◆ **REQUIRED WORK**
Output each entry below as it stands, leaving out every picture.

#### MATERIAL SUPPLIED

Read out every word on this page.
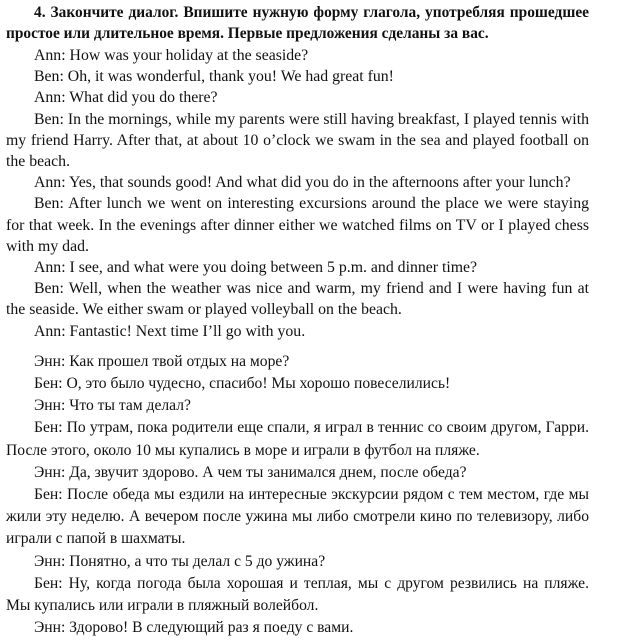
4. Закончите диалог. Впишите нужную форму глагола, употребляя прошедшее простое или длительное время. Первые предложения сделаны за вас.

Ann: How was your holiday at the seaside?

Ben: Oh, it was wonderful, thank you! We had great fun!

Ann: What did you do there?

Ben: In the mornings, while my parents were still having breakfast, I played tennis with my friend Harry. After that, at about 10 o’clock we swam in the sea and played football on the beach.

Ann: Yes, that sounds good! And what did you do in the afternoons after your lunch?

Ben: After lunch we went on interesting excursions around the place we were staying for that week. In the evenings after dinner either we watched films on TV or I played chess with my dad.

Ann: I see, and what were you doing between 5 p.m. and dinner time?

Ben: Well, when the weather was nice and warm, my friend and I were having fun at the seaside. We either swam or played volleyball on the beach.

Ann: Fantastic! Next time I’ll go with you.

Энн: Как прошел твой отдых на море?

Бен: О, это было чудесно, спасибо! Мы хорошо повеселились!

Энн: Что ты там делал?

Бен: По утрам, пока родители еще спали, я играл в теннис со своим другом, Гарри. После этого, около 10 мы купались в море и играли в футбол на пляже.

Энн: Да, звучит здорово. А чем ты занимался днем, после обеда?

Бен: После обеда мы ездили на интересные экскурсии рядом с тем местом, где мы жили эту неделю. А вечером после ужина мы либо смотрели кино по телевизору, либо играли с папой в шахматы.

Энн: Понятно, а что ты делал с 5 до ужина?

Бен: Ну, когда погода была хорошая и теплая, мы с другом резвились на пляже. Мы купались или играли в пляжный волейбол.

Энн: Здорово! В следующий раз я поеду с вами.
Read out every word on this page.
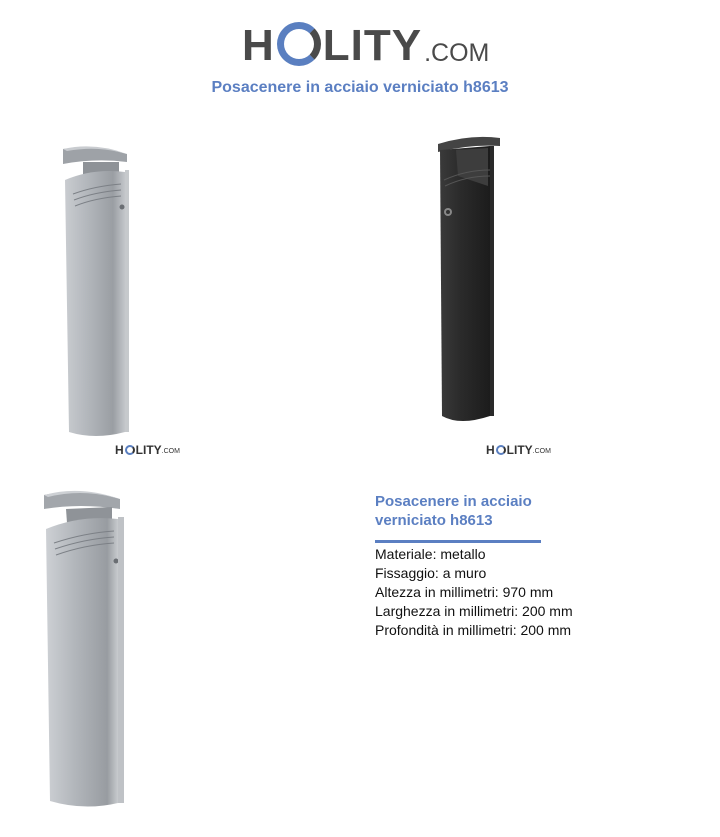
H LITY .COM
Posacenere in acciaio verniciato h8613
H LITY .COM	H LITY .COM
Posacenere in acciaio verniciato h8613
Materiale: metallo
Fissaggio: a muro
Altezza in millimetri: 970 mm
Larghezza in millimetri: 200 mm
Profondità in millimetri: 200 mm
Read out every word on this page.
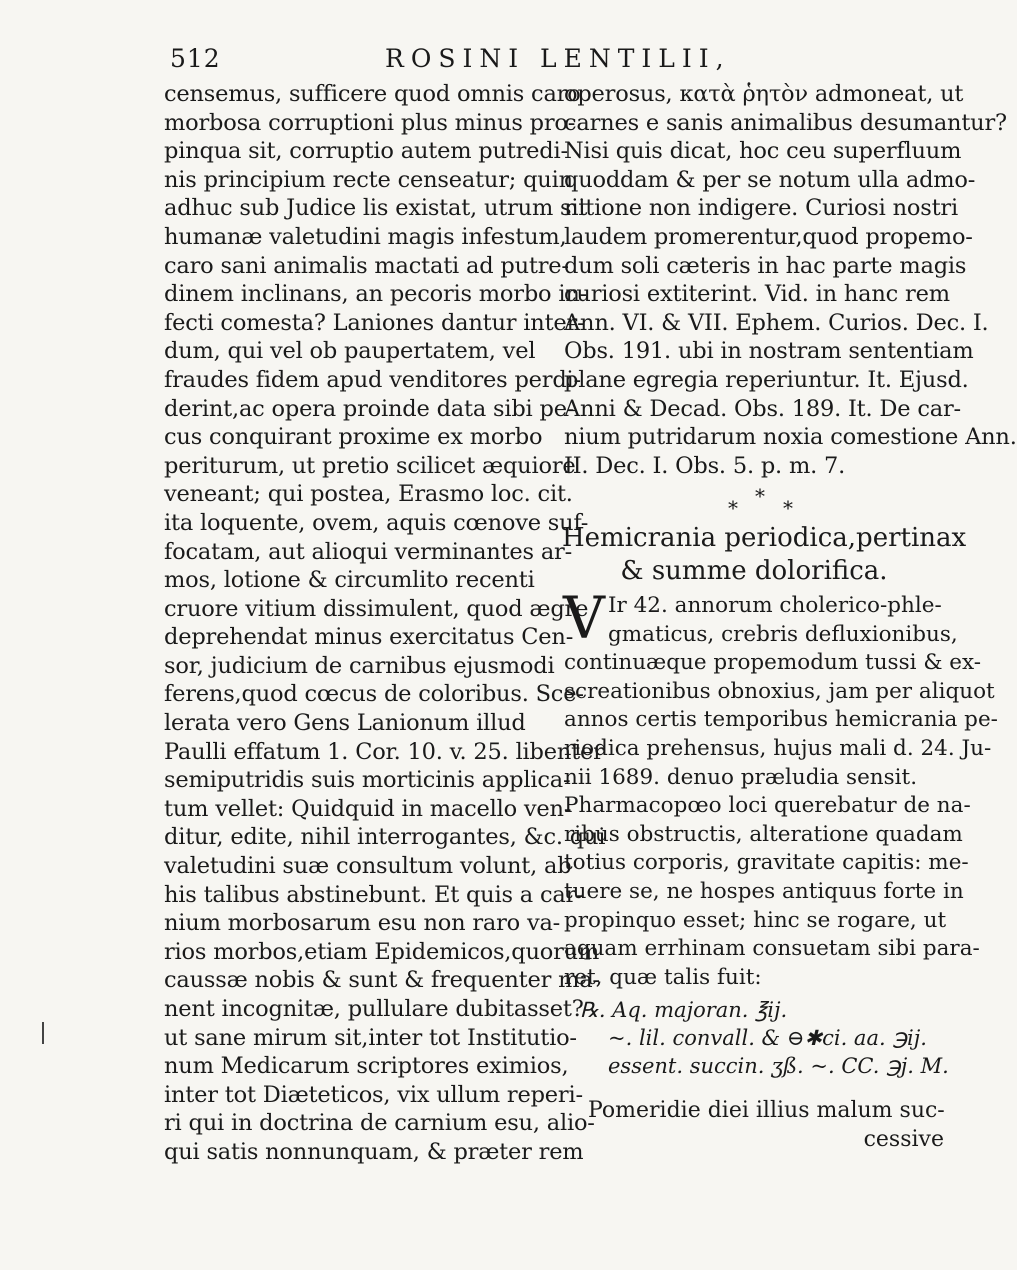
512	ROSINI LENTILII,
censemus, sufficere quod omnis caro
morbosa corruptioni plus minus pro-
pinqua sit, corruptio autem putredi-
nis principium recte censeatur; quin
adhuc sub Judice lis existat, utrum sit
humanæ valetudini magis infestum,
caro sani animalis mactati ad putre-
dinem inclinans, an pecoris morbo in-
fecti comesta? Laniones dantur inter-
dum, qui vel ob paupertatem, vel
fraudes fidem apud venditores perdi-
derint,ac opera proinde data sibi pe-
cus conquirant proxime ex morbo
periturum, ut pretio scilicet æquiore
veneant; qui postea, Erasmo loc. cit.
ita loquente, ovem, aquis cœnove suf-
focatam, aut alioqui verminantes ar-
mos, lotione & circumlito recenti
cruore vitium dissimulent, quod ægre
deprehendat minus exercitatus Cen-
sor, judicium de carnibus ejusmodi
ferens,quod cœcus de coloribus. Sce-
lerata vero Gens Lanionum illud
Paulli effatum 1. Cor. 10. v. 25. libenter
semiputridis suis morticinis applica-
tum vellet: Quidquid in macello ven-
ditur, edite, nihil interrogantes, &c. qui
valetudini suæ consultum volunt, ab
his talibus abstinebunt. Et quis a car-
nium morbosarum esu non raro va-
rios morbos,etiam Epidemicos,quorum
caussæ nobis & sunt & frequenter ma-
nent incognitæ, pullulare dubitasset?
ut sane mirum sit,inter tot Institutio-
num Medicarum scriptores eximios,
inter tot Diæteticos, vix ullum reperi-
ri qui in doctrina de carnium esu, alio-
qui satis nonnunquam, & præter rem
operosus, κατὰ ῥητὸν admoneat, ut
carnes e sanis animalibus desumantur?
Nisi quis dicat, hoc ceu superfluum
quoddam & per se notum ulla admo-
nitione non indigere. Curiosi nostri
laudem promerentur,quod propemo-
dum soli cæteris in hac parte magis
curiosi extiterint. Vid. in hanc rem
Ann. VI. & VII. Ephem. Curios. Dec. I.
Obs. 191. ubi in nostram sententiam
plane egregia reperiuntur. It. Ejusd.
Anni & Decad. Obs. 189. It. De car-
nium putridarum noxia comestione Ann.
II. Dec. I. Obs. 5. p. m. 7.
* * *
Hemicrania periodica,pertinax
& summe dolorifica.
V Ir 42. annorum cholerico-phle-
gmaticus, crebris defluxionibus,
continuæque propemodum tussi & ex-
screationibus obnoxius, jam per aliquot
annos certis temporibus hemicrania pe-
riodica prehensus, hujus mali d. 24. Ju-
nii 1689. denuo præludia sensit.
Pharmacopœo loci querebatur de na-
ribus obstructis, alteratione quadam
totius corporis, gravitate capitis: me-
tuere se, ne hospes antiquus forte in
propinquo esset; hinc se rogare, ut
aquam errhinam consuetam sibi para-
ret, quæ talis fuit:
℞. Aq. majoran. ℥ij.
~. lil. convall. & ⊖✱ci. aa. ℈ij.
essent. succin. ʒß. ~. CC. ℈j. M.
Pomeridie diei illius malum suc-
cessive
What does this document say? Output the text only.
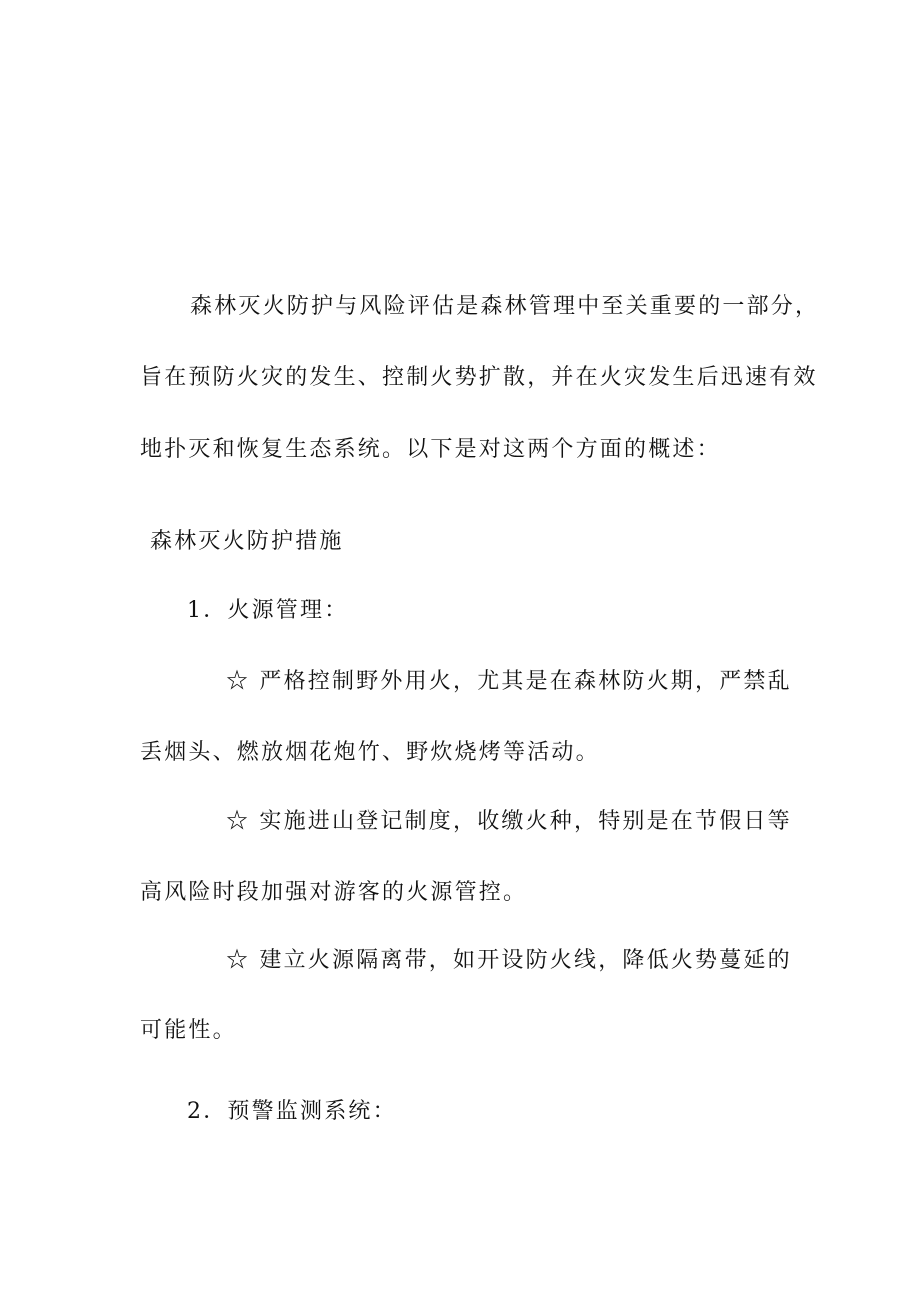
森林灭火防护与风险评估是森林管理中至关重要的一部分，
旨在预防火灾的发生、控制火势扩散，并在火灾发生后迅速有效
地扑灭和恢复生态系统。以下是对这两个方面的概述：
森林灭火防护措施
1．火源管理：
☆ 严格控制野外用火，尤其是在森林防火期，严禁乱
丢烟头、燃放烟花炮竹、野炊烧烤等活动。
☆ 实施进山登记制度，收缴火种，特别是在节假日等
高风险时段加强对游客的火源管控。
☆ 建立火源隔离带，如开设防火线，降低火势蔓延的
可能性。
2．预警监测系统：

########

◆ **RESULT**
Read out every word on this page.
4. Закончите диалог. Впишите нужную форму глагола, употребляя прошедшее простое или длительное время. Первые предложения сделаны за вас.

Ann: How was your holiday at the seaside?

Ben: Oh, it was wonderful, thank you! We had great fun!

Ann: What did you do there?

Ben: In the mornings, while my parents were still having breakfast, I played tennis with my friend Harry. After that, at about 10 o’clock we swam in the sea and played football on the beach.

Ann: Yes, that sounds good! And what did you do in the afternoons after your lunch?

Ben: After lunch we went on interesting excursions around the place we were staying for that week. In the evenings after dinner either we watched films on TV or I played chess with my dad.

Ann: I see, and what were you doing between 5 p.m. and dinner time?

Ben: Well, when the weather was nice and warm, my friend and I were having fun at the seaside. We either swam or played volleyball on the beach.

Ann: Fantastic! Next time I’ll go with you.

Энн: Как прошел твой отдых на море?

Бен: О, это было чудесно, спасибо! Мы хорошо повеселились!

Энн: Что ты там делал?

Бен: По утрам, пока родители еще спали, я играл в теннис со своим другом, Гарри. После этого, около 10 мы купались в море и играли в футбол на пляже.

Энн: Да, звучит здорово. А чем ты занимался днем, после обеда?

Бен: После обеда мы ездили на интересные экскурсии рядом с тем местом, где мы жили эту неделю. А вечером после ужина мы либо смотрели кино по телевизору, либо играли с папой в шахматы.

Энн: Понятно, а что ты делал с 5 до ужина?

Бен: Ну, когда погода была хорошая и теплая, мы с другом резвились на пляже. Мы купались или играли в пляжный волейбол.

Энн: Здорово! В следующий раз я поеду с вами.
Read out every word on this page.
H LITY .COM
Posacenere in acciaio verniciato h8613
H LITY .COM	H LITY .COM
Posacenere in acciaio verniciato h8613
Materiale: metallo
Fissaggio: a muro
Altezza in millimetri: 970 mm
Larghezza in millimetri: 200 mm
Profondità in millimetri: 200 mm
Read out every word on this page.
512	ROSINI LENTILII,
censemus, sufficere quod omnis caro
morbosa corruptioni plus minus pro-
pinqua sit, corruptio autem putredi-
nis principium recte censeatur; quin
adhuc sub Judice lis existat, utrum sit
humanæ valetudini magis infestum,
caro sani animalis mactati ad putre-
dinem inclinans, an pecoris morbo in-
fecti comesta? Laniones dantur inter-
dum, qui vel ob paupertatem, vel
fraudes fidem apud venditores perdi-
derint,ac opera proinde data sibi pe-
cus conquirant proxime ex morbo
periturum, ut pretio scilicet æquiore
veneant; qui postea, Erasmo loc. cit.
ita loquente, ovem, aquis cœnove suf-
focatam, aut alioqui verminantes ar-
mos, lotione & circumlito recenti
cruore vitium dissimulent, quod ægre
deprehendat minus exercitatus Cen-
sor, judicium de carnibus ejusmodi
ferens,quod cœcus de coloribus. Sce-
lerata vero Gens Lanionum illud
Paulli effatum 1. Cor. 10. v. 25. libenter
semiputridis suis morticinis applica-
tum vellet: Quidquid in macello ven-
ditur, edite, nihil interrogantes, &c. qui
valetudini suæ consultum volunt, ab
his talibus abstinebunt. Et quis a car-
nium morbosarum esu non raro va-
rios morbos,etiam Epidemicos,quorum
caussæ nobis & sunt & frequenter ma-
nent incognitæ, pullulare dubitasset?
ut sane mirum sit,inter tot Institutio-
num Medicarum scriptores eximios,
inter tot Diæteticos, vix ullum reperi-
ri qui in doctrina de carnium esu, alio-
qui satis nonnunquam, & præter rem
operosus, κατὰ ῥητὸν admoneat, ut
carnes e sanis animalibus desumantur?
Nisi quis dicat, hoc ceu superfluum
quoddam & per se notum ulla admo-
nitione non indigere. Curiosi nostri
laudem promerentur,quod propemo-
dum soli cæteris in hac parte magis
curiosi extiterint. Vid. in hanc rem
Ann. VI. & VII. Ephem. Curios. Dec. I.
Obs. 191. ubi in nostram sententiam
plane egregia reperiuntur. It. Ejusd.
Anni & Decad. Obs. 189. It. De car-
nium putridarum noxia comestione Ann.
II. Dec. I. Obs. 5. p. m. 7.
* * *
Hemicrania periodica,pertinax
& summe dolorifica.
V Ir 42. annorum cholerico-phle-
gmaticus, crebris defluxionibus,
continuæque propemodum tussi & ex-
screationibus obnoxius, jam per aliquot
annos certis temporibus hemicrania pe-
riodica prehensus, hujus mali d. 24. Ju-
nii 1689. denuo præludia sensit.
Pharmacopœo loci querebatur de na-
ribus obstructis, alteratione quadam
totius corporis, gravitate capitis: me-
tuere se, ne hospes antiquus forte in
propinquo esset; hinc se rogare, ut
aquam errhinam consuetam sibi para-
ret, quæ talis fuit:
℞. Aq. majoran. ℥ij.
~. lil. convall. & ⊖✱ci. aa. ℈ij.
essent. succin. ʒß. ~. CC. ℈j. M.
Pomeridie diei illius malum suc-
cessive
What does this document say? Output the text only.
森林灭火防护与风险评估是森林管理中至关重要的一部分，
旨在预防火灾的发生、控制火势扩散，并在火灾发生后迅速有效
地扑灭和恢复生态系统。以下是对这两个方面的概述：
森林灭火防护措施
1．火源管理：
☆ 严格控制野外用火，尤其是在森林防火期，严禁乱
丢烟头、燃放烟花炮竹、野炊烧烤等活动。
☆ 实施进山登记制度，收缴火种，特别是在节假日等
高风险时段加强对游客的火源管控。
☆ 建立火源隔离带，如开设防火线，降低火势蔓延的
可能性。
2．预警监测系统：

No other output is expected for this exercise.